Task:
From the entries that follow, gather each line holding the word "north".

Records for this task:

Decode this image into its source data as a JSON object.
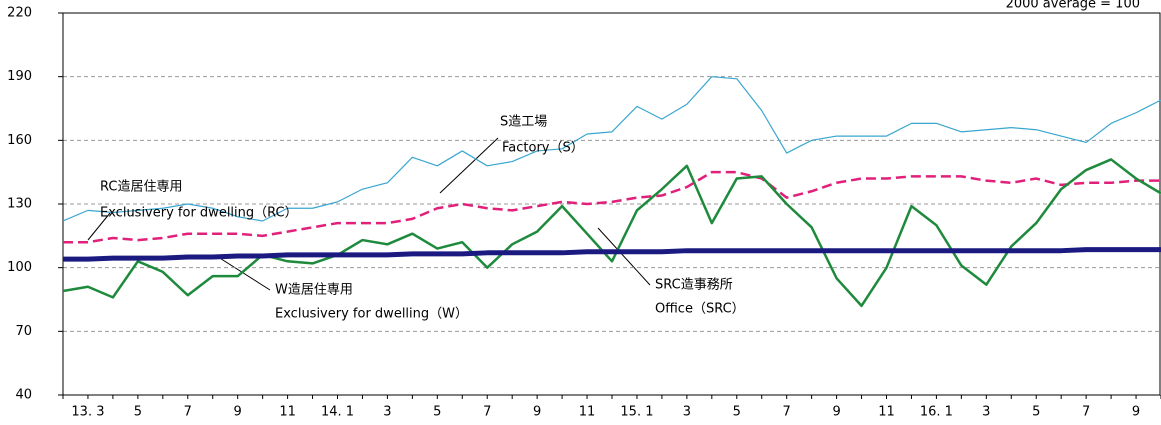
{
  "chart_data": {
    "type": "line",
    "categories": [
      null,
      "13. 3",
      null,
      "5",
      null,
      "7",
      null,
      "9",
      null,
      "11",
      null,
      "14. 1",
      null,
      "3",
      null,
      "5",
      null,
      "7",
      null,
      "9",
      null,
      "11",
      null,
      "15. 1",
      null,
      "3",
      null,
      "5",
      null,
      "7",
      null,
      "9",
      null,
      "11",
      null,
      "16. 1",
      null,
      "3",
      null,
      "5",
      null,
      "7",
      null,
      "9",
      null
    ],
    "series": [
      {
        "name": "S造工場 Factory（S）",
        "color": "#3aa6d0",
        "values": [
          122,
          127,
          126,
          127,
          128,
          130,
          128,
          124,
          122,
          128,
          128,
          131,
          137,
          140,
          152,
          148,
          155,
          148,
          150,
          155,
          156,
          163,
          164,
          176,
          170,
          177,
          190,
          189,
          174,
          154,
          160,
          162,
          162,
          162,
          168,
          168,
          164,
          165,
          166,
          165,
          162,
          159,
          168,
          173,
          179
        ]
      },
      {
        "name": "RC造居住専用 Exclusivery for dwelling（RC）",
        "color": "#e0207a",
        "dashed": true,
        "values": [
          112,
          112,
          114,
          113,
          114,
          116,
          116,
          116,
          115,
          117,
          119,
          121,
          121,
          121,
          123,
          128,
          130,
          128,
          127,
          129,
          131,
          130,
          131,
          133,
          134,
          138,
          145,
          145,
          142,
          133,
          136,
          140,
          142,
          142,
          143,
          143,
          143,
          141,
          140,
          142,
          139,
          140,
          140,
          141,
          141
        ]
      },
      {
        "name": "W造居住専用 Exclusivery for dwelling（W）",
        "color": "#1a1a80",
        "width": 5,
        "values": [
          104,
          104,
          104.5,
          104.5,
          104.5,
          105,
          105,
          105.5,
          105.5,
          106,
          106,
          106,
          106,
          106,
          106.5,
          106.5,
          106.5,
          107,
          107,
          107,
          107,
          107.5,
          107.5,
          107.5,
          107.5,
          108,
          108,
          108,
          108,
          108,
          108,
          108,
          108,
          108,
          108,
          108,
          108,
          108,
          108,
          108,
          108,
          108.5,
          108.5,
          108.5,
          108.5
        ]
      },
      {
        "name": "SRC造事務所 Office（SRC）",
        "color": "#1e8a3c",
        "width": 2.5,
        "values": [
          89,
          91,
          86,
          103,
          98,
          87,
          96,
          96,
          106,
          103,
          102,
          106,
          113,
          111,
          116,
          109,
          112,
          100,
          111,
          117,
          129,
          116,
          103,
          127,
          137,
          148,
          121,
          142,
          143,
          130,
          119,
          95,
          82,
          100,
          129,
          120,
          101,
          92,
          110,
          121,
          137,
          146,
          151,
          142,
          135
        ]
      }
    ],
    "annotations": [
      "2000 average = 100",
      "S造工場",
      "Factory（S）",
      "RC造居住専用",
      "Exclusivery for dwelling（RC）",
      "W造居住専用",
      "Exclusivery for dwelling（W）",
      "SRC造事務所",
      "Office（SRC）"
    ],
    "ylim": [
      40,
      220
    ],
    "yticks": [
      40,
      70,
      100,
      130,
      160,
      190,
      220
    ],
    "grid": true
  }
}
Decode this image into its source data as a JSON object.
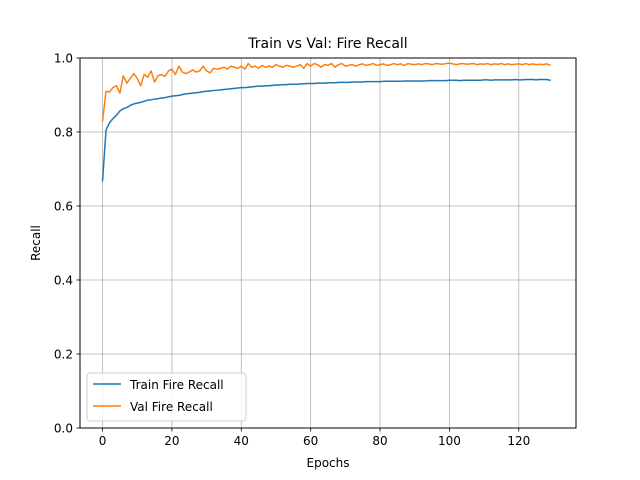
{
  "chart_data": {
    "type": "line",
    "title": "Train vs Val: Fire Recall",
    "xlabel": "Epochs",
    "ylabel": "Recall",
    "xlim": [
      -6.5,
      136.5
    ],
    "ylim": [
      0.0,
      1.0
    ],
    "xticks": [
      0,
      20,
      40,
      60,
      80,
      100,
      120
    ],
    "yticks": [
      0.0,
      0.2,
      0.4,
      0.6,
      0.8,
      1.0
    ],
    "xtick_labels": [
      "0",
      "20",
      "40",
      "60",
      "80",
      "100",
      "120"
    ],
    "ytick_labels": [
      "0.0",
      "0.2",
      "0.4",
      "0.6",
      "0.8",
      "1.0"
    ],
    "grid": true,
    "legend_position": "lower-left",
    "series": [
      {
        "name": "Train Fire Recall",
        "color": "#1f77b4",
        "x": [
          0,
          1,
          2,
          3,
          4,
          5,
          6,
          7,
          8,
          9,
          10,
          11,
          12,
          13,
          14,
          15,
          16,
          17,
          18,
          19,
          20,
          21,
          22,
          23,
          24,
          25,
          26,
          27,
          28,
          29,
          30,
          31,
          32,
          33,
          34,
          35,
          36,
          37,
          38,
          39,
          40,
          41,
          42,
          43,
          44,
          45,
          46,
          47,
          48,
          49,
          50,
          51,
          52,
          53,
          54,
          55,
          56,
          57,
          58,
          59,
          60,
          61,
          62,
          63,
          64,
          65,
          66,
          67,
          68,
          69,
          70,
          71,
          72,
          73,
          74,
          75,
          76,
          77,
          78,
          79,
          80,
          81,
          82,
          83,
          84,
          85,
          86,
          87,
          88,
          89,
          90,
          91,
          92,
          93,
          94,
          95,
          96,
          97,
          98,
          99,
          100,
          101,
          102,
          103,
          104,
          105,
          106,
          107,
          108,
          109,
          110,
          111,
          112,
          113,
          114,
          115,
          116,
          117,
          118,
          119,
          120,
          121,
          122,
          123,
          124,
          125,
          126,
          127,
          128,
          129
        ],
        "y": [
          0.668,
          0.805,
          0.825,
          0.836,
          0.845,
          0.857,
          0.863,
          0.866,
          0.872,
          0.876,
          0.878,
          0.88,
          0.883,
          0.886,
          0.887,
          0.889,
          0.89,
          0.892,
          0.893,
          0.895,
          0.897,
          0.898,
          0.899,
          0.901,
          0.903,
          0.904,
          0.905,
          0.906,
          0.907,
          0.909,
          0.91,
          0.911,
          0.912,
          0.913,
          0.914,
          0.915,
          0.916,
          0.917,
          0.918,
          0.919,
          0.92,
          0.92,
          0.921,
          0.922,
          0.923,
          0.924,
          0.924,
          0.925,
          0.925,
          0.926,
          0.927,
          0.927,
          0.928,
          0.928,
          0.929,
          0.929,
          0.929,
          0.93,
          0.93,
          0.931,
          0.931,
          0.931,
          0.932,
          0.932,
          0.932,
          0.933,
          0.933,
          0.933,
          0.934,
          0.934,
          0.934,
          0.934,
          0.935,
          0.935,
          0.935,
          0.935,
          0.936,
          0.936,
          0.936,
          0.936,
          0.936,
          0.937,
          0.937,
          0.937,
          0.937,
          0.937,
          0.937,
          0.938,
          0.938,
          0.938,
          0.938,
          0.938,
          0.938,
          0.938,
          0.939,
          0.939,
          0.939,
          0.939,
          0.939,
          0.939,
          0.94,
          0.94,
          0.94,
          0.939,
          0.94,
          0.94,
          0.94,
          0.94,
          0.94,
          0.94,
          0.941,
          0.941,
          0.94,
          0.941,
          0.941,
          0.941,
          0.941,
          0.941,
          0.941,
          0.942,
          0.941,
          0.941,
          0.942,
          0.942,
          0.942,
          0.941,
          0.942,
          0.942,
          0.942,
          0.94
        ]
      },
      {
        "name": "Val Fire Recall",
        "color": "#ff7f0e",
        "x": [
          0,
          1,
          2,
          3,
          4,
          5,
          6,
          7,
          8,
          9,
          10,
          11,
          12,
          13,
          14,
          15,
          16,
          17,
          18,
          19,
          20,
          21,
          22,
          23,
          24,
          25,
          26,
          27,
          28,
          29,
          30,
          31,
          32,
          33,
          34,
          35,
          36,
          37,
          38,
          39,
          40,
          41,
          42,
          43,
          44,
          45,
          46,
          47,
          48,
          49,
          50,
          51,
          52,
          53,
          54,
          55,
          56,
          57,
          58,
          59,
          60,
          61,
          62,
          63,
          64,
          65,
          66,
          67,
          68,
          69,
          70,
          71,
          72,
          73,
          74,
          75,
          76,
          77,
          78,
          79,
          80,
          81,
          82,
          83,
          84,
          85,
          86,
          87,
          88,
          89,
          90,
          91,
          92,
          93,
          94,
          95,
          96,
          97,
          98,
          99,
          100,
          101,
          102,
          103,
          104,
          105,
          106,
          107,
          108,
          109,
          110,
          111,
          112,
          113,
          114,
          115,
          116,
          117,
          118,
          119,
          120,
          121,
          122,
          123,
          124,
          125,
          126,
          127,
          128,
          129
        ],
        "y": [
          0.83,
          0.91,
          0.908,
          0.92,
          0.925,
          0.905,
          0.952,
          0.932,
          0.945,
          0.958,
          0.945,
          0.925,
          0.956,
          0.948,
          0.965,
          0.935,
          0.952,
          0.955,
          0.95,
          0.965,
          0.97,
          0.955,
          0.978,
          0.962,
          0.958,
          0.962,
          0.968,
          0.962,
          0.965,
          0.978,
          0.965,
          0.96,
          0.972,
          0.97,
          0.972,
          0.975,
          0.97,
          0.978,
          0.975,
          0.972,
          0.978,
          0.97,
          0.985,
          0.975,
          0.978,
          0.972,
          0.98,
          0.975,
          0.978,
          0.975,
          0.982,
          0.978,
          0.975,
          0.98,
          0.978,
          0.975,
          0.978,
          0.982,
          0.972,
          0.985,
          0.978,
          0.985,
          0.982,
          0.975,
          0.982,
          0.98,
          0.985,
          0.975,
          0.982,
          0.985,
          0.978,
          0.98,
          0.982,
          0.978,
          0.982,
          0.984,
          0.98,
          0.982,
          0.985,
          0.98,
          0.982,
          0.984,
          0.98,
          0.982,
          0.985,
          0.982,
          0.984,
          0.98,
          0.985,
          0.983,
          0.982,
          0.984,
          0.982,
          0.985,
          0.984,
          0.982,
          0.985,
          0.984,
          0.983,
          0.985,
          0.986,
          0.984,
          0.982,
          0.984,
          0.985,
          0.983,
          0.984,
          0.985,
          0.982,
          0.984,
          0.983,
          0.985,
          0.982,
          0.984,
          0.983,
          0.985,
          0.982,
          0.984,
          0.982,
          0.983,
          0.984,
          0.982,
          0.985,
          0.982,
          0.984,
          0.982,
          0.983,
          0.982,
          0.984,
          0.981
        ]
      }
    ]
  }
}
==
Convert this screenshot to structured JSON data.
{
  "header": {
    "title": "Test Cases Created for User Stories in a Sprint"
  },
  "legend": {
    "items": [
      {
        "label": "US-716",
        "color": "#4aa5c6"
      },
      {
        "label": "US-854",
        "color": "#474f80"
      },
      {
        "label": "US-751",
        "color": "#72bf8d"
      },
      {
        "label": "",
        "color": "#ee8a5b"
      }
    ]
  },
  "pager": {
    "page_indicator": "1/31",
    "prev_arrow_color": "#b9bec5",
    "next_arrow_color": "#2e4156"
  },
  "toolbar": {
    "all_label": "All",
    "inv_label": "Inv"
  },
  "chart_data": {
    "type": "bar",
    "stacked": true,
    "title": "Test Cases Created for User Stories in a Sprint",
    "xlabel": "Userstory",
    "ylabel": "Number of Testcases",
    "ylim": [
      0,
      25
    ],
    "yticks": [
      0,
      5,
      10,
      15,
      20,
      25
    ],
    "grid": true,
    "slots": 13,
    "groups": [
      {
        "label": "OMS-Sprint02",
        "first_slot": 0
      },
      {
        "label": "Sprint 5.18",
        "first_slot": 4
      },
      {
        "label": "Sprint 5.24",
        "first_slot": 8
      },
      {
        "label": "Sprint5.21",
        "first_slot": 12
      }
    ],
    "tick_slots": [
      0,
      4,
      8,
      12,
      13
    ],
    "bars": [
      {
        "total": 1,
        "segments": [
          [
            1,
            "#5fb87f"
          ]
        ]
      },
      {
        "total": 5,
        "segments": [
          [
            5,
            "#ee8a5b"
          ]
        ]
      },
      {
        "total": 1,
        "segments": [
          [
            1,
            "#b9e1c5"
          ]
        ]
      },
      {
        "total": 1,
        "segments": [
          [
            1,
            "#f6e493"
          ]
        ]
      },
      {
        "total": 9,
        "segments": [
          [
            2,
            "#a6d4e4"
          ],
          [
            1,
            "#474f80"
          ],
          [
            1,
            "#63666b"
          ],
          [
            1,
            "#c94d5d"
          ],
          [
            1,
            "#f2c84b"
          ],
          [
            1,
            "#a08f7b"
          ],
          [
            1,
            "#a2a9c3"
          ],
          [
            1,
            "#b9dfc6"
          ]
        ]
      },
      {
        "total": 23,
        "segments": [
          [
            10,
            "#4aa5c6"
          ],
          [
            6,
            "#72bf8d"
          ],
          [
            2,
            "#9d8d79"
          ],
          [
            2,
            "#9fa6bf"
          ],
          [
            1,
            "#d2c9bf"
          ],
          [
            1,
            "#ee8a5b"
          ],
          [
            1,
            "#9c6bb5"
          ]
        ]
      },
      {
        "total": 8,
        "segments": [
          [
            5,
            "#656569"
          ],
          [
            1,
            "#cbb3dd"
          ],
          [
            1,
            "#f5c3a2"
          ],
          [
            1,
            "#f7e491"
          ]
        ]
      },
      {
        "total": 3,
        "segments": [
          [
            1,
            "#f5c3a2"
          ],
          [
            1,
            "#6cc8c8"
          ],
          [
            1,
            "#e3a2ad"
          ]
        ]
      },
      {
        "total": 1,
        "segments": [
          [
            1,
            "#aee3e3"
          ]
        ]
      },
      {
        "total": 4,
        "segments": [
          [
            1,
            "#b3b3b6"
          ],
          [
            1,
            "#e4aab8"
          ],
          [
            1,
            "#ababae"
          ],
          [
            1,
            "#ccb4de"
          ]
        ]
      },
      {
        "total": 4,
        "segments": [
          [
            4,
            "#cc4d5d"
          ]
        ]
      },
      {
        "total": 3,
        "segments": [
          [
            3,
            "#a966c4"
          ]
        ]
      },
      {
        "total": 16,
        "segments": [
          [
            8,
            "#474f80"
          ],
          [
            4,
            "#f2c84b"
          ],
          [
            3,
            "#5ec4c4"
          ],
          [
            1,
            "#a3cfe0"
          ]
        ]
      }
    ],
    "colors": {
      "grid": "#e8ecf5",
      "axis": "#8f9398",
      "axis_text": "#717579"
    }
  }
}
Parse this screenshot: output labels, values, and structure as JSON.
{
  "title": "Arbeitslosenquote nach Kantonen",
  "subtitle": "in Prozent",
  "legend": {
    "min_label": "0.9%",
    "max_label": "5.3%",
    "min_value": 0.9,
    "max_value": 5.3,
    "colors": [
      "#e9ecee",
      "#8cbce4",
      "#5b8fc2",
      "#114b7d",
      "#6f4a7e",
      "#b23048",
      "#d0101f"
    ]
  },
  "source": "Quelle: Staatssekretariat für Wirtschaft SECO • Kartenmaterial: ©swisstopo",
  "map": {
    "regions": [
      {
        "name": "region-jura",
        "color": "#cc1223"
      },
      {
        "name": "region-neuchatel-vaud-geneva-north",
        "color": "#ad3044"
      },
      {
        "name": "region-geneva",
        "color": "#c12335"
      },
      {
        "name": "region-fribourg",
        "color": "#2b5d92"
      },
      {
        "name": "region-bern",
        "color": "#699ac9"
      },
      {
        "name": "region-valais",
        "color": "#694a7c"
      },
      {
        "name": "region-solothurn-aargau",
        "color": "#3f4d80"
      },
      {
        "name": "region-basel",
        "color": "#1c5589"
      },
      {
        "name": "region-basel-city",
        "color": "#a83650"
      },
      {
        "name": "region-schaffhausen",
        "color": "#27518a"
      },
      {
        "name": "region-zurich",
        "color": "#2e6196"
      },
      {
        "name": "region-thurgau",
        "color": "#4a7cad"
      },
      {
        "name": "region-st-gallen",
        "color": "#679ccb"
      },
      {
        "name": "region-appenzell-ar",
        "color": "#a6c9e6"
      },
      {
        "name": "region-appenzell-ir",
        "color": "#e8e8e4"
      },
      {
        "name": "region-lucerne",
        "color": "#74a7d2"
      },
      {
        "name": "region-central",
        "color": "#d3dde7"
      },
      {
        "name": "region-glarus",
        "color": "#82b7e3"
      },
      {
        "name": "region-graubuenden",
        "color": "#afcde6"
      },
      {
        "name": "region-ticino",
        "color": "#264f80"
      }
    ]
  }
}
...
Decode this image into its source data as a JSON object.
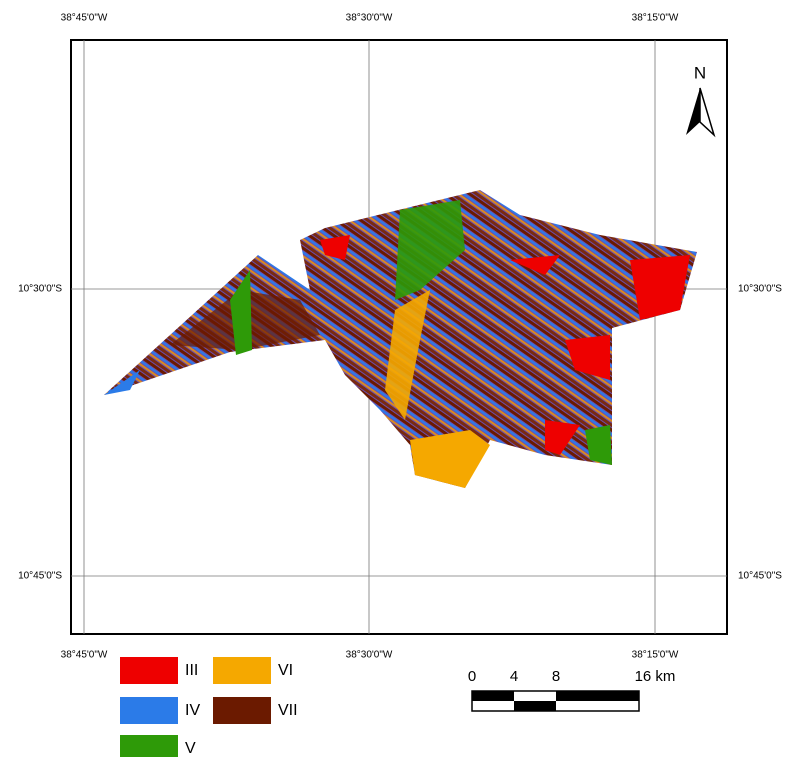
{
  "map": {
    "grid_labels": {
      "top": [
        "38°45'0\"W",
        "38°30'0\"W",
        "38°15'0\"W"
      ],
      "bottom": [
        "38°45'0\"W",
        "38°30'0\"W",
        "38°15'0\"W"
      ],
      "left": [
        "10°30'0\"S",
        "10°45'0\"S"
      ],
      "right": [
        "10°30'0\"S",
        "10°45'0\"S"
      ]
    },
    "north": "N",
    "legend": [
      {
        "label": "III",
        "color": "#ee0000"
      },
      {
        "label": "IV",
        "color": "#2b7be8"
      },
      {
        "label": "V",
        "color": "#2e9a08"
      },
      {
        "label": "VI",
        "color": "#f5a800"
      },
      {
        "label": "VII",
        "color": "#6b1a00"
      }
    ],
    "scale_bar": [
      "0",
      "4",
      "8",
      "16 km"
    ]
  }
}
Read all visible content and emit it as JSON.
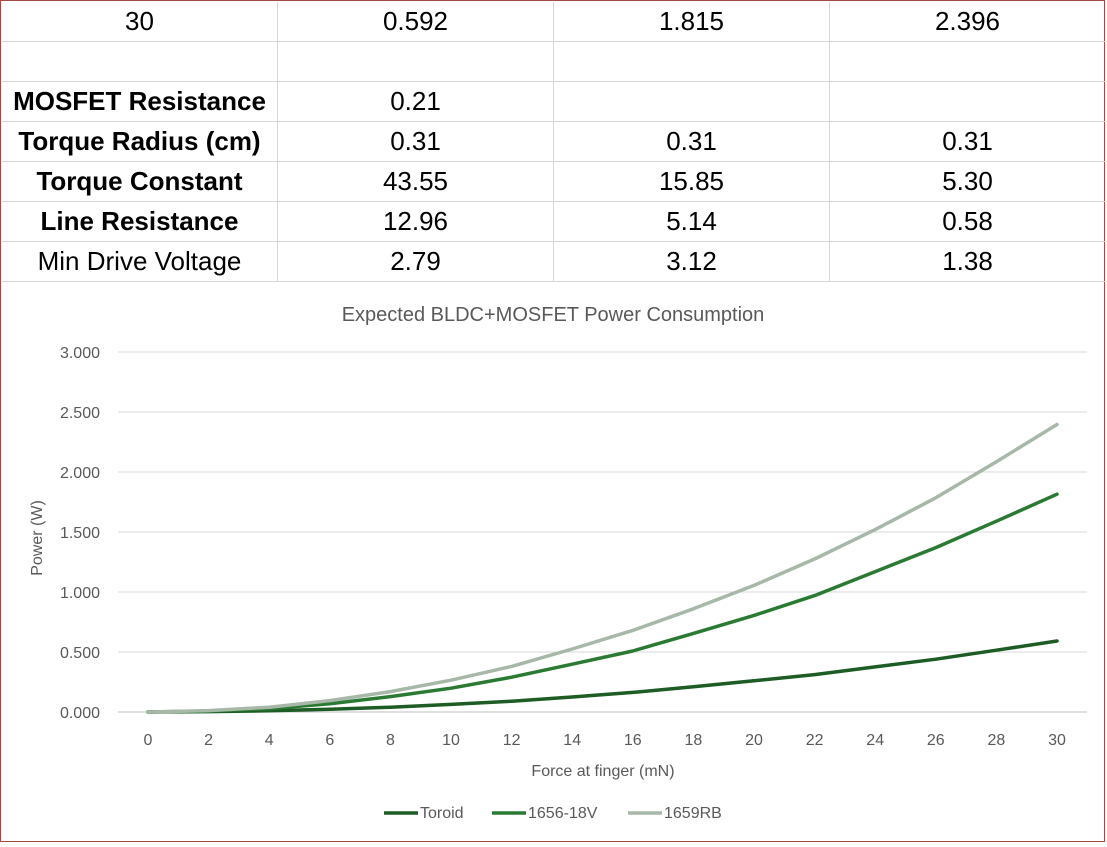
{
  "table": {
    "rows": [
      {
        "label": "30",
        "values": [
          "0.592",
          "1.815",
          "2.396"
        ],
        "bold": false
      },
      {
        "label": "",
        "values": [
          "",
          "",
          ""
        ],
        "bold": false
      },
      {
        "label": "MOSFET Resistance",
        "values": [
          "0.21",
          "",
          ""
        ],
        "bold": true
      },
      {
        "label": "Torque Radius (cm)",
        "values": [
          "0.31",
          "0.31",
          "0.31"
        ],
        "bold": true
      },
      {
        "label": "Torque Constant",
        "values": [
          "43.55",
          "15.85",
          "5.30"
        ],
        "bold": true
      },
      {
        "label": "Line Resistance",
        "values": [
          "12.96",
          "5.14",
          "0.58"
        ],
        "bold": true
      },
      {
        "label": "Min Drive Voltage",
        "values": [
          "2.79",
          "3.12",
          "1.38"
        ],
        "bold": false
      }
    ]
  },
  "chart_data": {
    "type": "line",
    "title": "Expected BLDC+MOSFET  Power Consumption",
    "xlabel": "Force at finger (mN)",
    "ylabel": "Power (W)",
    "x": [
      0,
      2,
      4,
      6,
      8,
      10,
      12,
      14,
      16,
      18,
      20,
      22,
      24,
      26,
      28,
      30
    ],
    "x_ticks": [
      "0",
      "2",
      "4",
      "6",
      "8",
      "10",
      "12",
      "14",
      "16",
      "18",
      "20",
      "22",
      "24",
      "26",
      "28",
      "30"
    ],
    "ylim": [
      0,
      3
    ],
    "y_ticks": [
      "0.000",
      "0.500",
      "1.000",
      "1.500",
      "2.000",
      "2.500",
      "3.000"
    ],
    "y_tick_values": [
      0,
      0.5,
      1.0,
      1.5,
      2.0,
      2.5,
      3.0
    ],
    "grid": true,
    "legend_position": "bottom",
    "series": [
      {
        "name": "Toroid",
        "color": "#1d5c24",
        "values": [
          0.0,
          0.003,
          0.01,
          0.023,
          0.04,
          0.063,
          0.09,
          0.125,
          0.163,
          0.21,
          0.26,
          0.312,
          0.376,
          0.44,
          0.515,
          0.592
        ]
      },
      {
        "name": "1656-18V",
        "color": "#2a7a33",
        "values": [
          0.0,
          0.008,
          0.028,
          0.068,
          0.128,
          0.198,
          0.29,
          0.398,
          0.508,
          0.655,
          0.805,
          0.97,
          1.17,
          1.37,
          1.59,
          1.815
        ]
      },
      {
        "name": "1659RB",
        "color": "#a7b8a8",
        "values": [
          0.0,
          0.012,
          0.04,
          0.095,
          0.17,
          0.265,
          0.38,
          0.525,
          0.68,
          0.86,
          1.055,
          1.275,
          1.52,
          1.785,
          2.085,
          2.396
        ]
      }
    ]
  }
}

Answer to the problem:
        "name": "region-neuchatel-vaud-geneva-north",
    "north": "N",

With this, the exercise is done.